Items:

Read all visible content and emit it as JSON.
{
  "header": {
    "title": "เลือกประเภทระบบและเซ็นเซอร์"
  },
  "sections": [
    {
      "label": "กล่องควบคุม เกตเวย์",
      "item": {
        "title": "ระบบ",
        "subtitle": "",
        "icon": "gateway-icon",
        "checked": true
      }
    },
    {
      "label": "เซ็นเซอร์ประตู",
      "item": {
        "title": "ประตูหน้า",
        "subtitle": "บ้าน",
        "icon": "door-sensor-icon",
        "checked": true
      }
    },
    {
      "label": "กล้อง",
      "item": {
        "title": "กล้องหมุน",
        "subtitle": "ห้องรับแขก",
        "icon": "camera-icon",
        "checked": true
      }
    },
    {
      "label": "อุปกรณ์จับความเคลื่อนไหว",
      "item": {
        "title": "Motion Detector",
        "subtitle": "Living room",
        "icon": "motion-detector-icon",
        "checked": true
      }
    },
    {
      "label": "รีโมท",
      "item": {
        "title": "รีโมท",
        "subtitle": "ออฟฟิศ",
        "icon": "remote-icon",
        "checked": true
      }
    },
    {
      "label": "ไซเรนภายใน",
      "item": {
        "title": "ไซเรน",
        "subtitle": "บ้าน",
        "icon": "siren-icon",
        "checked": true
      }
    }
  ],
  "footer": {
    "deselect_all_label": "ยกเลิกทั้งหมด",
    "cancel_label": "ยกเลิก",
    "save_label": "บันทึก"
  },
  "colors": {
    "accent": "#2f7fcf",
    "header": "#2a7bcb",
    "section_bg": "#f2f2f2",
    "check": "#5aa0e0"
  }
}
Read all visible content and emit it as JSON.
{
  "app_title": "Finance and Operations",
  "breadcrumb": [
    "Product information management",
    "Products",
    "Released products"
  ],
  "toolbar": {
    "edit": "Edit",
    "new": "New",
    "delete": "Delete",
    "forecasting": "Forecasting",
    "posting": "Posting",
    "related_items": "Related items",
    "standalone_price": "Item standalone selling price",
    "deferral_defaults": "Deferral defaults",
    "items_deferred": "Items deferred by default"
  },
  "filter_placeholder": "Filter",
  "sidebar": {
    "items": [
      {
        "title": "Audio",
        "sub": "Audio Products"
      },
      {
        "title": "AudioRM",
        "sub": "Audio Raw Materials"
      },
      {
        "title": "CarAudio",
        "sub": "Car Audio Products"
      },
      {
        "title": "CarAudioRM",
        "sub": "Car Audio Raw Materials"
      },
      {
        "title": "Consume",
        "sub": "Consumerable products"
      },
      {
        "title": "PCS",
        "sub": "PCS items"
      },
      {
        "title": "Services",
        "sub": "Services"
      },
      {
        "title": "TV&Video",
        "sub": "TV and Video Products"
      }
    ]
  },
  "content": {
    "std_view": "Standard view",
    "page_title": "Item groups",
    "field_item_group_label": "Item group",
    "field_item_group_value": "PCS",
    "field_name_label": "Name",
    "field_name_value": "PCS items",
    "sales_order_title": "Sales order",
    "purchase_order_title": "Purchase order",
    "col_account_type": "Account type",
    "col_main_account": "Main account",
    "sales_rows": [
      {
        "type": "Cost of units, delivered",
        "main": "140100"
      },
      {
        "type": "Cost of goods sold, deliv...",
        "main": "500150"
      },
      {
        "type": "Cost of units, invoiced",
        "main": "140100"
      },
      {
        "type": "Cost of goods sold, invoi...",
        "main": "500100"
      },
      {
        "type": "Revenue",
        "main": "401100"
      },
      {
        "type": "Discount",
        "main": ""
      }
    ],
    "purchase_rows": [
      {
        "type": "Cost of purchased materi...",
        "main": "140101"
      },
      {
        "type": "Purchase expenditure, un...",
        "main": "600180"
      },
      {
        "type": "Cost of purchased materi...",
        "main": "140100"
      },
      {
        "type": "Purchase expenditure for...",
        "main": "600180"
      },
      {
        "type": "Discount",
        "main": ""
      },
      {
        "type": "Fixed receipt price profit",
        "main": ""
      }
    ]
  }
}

To do:
Transcribe every line of the data, exactly as it stands.

Task output:
Read all visible content and emit it as JSON.
{
  "header": {
    "title": "เลือกประเภทระบบและเซ็นเซอร์"
  },
  "sections": [
    {
      "label": "กล่องควบคุม เกตเวย์",
      "item": {
        "title": "ระบบ",
        "subtitle": "",
        "icon": "gateway-icon",
        "checked": true
      }
    },
    {
      "label": "เซ็นเซอร์ประตู",
      "item": {
        "title": "ประตูหน้า",
        "subtitle": "บ้าน",
        "icon": "door-sensor-icon",
        "checked": true
      }
    },
    {
      "label": "กล้อง",
      "item": {
        "title": "กล้องหมุน",
        "subtitle": "ห้องรับแขก",
        "icon": "camera-icon",
        "checked": true
      }
    },
    {
      "label": "อุปกรณ์จับความเคลื่อนไหว",
      "item": {
        "title": "Motion Detector",
        "subtitle": "Living room",
        "icon": "motion-detector-icon",
        "checked": true
      }
    },
    {
      "label": "รีโมท",
      "item": {
        "title": "รีโมท",
        "subtitle": "ออฟฟิศ",
        "icon": "remote-icon",
        "checked": true
      }
    },
    {
      "label": "ไซเรนภายใน",
      "item": {
        "title": "ไซเรน",
        "subtitle": "บ้าน",
        "icon": "siren-icon",
        "checked": true
      }
    }
  ],
  "footer": {
    "deselect_all_label": "ยกเลิกทั้งหมด",
    "cancel_label": "ยกเลิก",
    "save_label": "บันทึก"
  },
  "colors": {
    "accent": "#2f7fcf",
    "header": "#2a7bcb",
    "section_bg": "#f2f2f2",
    "check": "#5aa0e0"
  }
}
Read all visible content and emit it as JSON.
{
  "app_title": "Finance and Operations",
  "breadcrumb": [
    "Product information management",
    "Products",
    "Released products"
  ],
  "toolbar": {
    "edit": "Edit",
    "new": "New",
    "delete": "Delete",
    "forecasting": "Forecasting",
    "posting": "Posting",
    "related_items": "Related items",
    "standalone_price": "Item standalone selling price",
    "deferral_defaults": "Deferral defaults",
    "items_deferred": "Items deferred by default"
  },
  "filter_placeholder": "Filter",
  "sidebar": {
    "items": [
      {
        "title": "Audio",
        "sub": "Audio Products"
      },
      {
        "title": "AudioRM",
        "sub": "Audio Raw Materials"
      },
      {
        "title": "CarAudio",
        "sub": "Car Audio Products"
      },
      {
        "title": "CarAudioRM",
        "sub": "Car Audio Raw Materials"
      },
      {
        "title": "Consume",
        "sub": "Consumerable products"
      },
      {
        "title": "PCS",
        "sub": "PCS items"
      },
      {
        "title": "Services",
        "sub": "Services"
      },
      {
        "title": "TV&Video",
        "sub": "TV and Video Products"
      }
    ]
  },
  "content": {
    "std_view": "Standard view",
    "page_title": "Item groups",
    "field_item_group_label": "Item group",
    "field_item_group_value": "PCS",
    "field_name_label": "Name",
    "field_name_value": "PCS items",
    "sales_order_title": "Sales order",
    "purchase_order_title": "Purchase order",
    "col_account_type": "Account type",
    "col_main_account": "Main account",
    "sales_rows": [
      {
        "type": "Cost of units, delivered",
        "main": "140100"
      },
      {
        "type": "Cost of goods sold, deliv...",
        "main": "500150"
      },
      {
        "type": "Cost of units, invoiced",
        "main": "140100"
      },
      {
        "type": "Cost of goods sold, invoi...",
        "main": "500100"
      },
      {
        "type": "Revenue",
        "main": "401100"
      },
      {
        "type": "Discount",
        "main": ""
      }
    ],
    "purchase_rows": [
      {
        "type": "Cost of purchased materi...",
        "main": "140101"
      },
      {
        "type": "Purchase expenditure, un...",
        "main": "600180"
      },
      {
        "type": "Cost of purchased materi...",
        "main": "140100"
      },
      {
        "type": "Purchase expenditure for...",
        "main": "600180"
      },
      {
        "type": "Discount",
        "main": ""
      },
      {
        "type": "Fixed receipt price profit",
        "main": ""
      }
    ]
  }
}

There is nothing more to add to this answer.